* Directions for this task *
For the copy, please give all of the data again exactly and leave the pictures out.

Dataset records
———

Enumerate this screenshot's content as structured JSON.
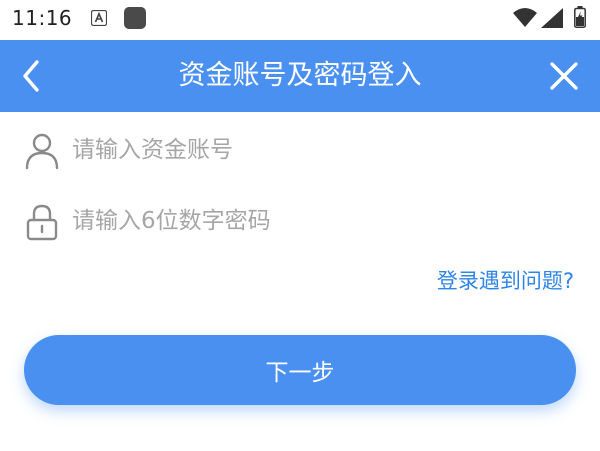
{
  "status_bar": {
    "time": "11:16",
    "icons": [
      "a-icon",
      "app-icon",
      "wifi-icon",
      "signal-icon",
      "battery-icon"
    ]
  },
  "header": {
    "title": "资金账号及密码登入",
    "back_icon": "chevron-left-icon",
    "close_icon": "close-icon"
  },
  "form": {
    "account": {
      "icon": "user-icon",
      "placeholder": "请输入资金账号",
      "value": ""
    },
    "password": {
      "icon": "lock-icon",
      "placeholder": "请输入6位数字密码",
      "value": ""
    }
  },
  "help_link": "登录遇到问题?",
  "next_button": "下一步",
  "colors": {
    "primary": "#4a90f0",
    "link": "#2f85e6",
    "placeholder": "#a6a6a6",
    "icon": "#8a8a8a"
  }
}
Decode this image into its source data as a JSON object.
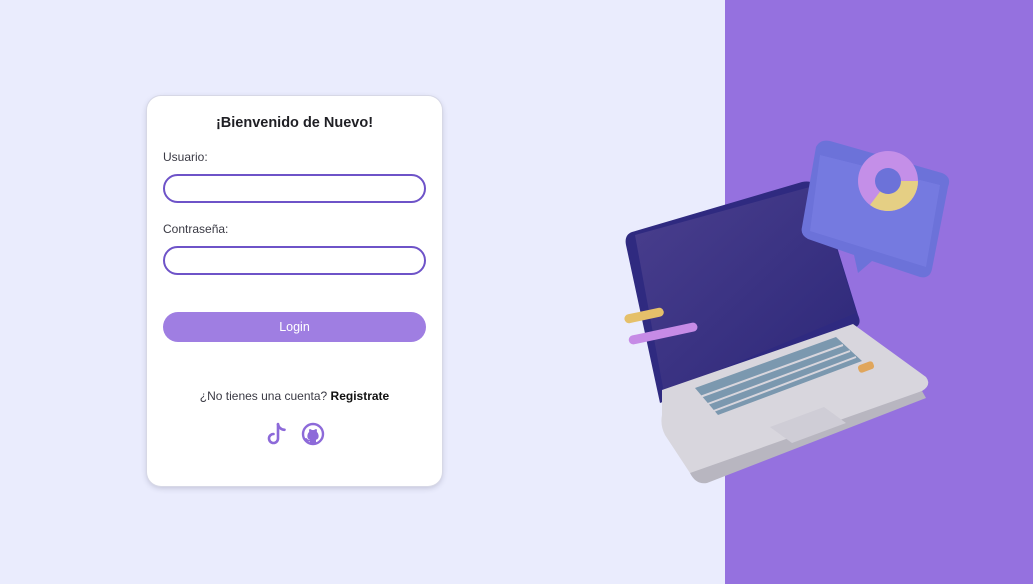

———

* Task output *
Enumerate this screenshot's content as structured JSON.
{
  "status_bar": {
    "time": "11:16",
    "icons": [
      "a-icon",
      "app-icon",
      "wifi-icon",
      "signal-icon",
      "battery-icon"
    ]
  },
  "header": {
    "title": "资金账号及密码登入",
    "back_icon": "chevron-left-icon",
    "close_icon": "close-icon"
  },
  "form": {
    "account": {
      "icon": "user-icon",
      "placeholder": "请输入资金账号",
      "value": ""
    },
    "password": {
      "icon": "lock-icon",
      "placeholder": "请输入6位数字密码",
      "value": ""
    }
  },
  "help_link": "登录遇到问题?",
  "next_button": "下一步",
  "colors": {
    "primary": "#4a90f0",
    "link": "#2f85e6",
    "placeholder": "#a6a6a6",
    "icon": "#8a8a8a"
  }
}
Decode this image into its source data as a JSON object.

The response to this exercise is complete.